Set exercise: Write each line out again exactly as written.

Exercise input:
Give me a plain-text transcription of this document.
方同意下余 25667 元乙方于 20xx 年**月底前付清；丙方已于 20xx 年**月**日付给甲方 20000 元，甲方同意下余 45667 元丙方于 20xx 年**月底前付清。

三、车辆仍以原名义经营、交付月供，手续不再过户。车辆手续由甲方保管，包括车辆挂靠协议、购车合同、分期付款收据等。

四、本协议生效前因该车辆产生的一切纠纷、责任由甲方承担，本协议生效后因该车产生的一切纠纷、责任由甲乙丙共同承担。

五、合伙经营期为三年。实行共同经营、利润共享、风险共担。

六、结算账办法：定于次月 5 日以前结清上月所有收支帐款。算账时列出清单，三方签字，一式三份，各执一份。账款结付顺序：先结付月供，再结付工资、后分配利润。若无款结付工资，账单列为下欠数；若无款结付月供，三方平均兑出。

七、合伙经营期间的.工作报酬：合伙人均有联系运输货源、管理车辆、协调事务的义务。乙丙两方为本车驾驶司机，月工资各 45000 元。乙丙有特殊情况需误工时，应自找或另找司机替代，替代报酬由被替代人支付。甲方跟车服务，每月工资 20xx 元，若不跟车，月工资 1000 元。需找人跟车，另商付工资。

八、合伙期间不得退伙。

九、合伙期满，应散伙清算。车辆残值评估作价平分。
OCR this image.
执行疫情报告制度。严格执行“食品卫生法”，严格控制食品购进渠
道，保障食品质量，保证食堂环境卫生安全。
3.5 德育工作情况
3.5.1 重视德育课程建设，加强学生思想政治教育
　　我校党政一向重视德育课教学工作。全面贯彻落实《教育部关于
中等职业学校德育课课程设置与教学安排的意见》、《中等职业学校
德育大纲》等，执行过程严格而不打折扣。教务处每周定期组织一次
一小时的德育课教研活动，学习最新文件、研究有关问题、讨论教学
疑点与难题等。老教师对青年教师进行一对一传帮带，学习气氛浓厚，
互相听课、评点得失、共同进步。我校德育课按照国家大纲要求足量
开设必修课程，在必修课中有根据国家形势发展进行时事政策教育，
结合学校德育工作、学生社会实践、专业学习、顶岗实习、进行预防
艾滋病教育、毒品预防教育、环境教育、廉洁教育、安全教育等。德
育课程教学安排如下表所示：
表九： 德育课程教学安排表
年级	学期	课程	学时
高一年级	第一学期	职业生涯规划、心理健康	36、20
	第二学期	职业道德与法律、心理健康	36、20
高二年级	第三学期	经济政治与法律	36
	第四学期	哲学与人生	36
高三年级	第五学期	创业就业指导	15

Task solution:
Give me a plain-text transcription of this document.
方同意下余 25667 元乙方于 20xx 年**月底前付清；丙方已于 20xx 年**月**日付给甲方 20000 元，甲方同意下余 45667 元丙方于 20xx 年**月底前付清。

三、车辆仍以原名义经营、交付月供，手续不再过户。车辆手续由甲方保管，包括车辆挂靠协议、购车合同、分期付款收据等。

四、本协议生效前因该车辆产生的一切纠纷、责任由甲方承担，本协议生效后因该车产生的一切纠纷、责任由甲乙丙共同承担。

五、合伙经营期为三年。实行共同经营、利润共享、风险共担。

六、结算账办法：定于次月 5 日以前结清上月所有收支帐款。算账时列出清单，三方签字，一式三份，各执一份。账款结付顺序：先结付月供，再结付工资、后分配利润。若无款结付工资，账单列为下欠数；若无款结付月供，三方平均兑出。

七、合伙经营期间的.工作报酬：合伙人均有联系运输货源、管理车辆、协调事务的义务。乙丙两方为本车驾驶司机，月工资各 45000 元。乙丙有特殊情况需误工时，应自找或另找司机替代，替代报酬由被替代人支付。甲方跟车服务，每月工资 20xx 元，若不跟车，月工资 1000 元。需找人跟车，另商付工资。

八、合伙期间不得退伙。

九、合伙期满，应散伙清算。车辆残值评估作价平分。
OCR this image.
执行疫情报告制度。严格执行“食品卫生法”，严格控制食品购进渠
道，保障食品质量，保证食堂环境卫生安全。
3.5 德育工作情况
3.5.1 重视德育课程建设，加强学生思想政治教育
　　我校党政一向重视德育课教学工作。全面贯彻落实《教育部关于
中等职业学校德育课课程设置与教学安排的意见》、《中等职业学校
德育大纲》等，执行过程严格而不打折扣。教务处每周定期组织一次
一小时的德育课教研活动，学习最新文件、研究有关问题、讨论教学
疑点与难题等。老教师对青年教师进行一对一传帮带，学习气氛浓厚，
互相听课、评点得失、共同进步。我校德育课按照国家大纲要求足量
开设必修课程，在必修课中有根据国家形势发展进行时事政策教育，
结合学校德育工作、学生社会实践、专业学习、顶岗实习、进行预防
艾滋病教育、毒品预防教育、环境教育、廉洁教育、安全教育等。德
育课程教学安排如下表所示：
表九： 德育课程教学安排表
年级	学期	课程	学时
高一年级	第一学期	职业生涯规划、心理健康	36、20
	第二学期	职业道德与法律、心理健康	36、20
高二年级	第三学期	经济政治与法律	36
	第四学期	哲学与人生	36
高三年级	第五学期	创业就业指导	15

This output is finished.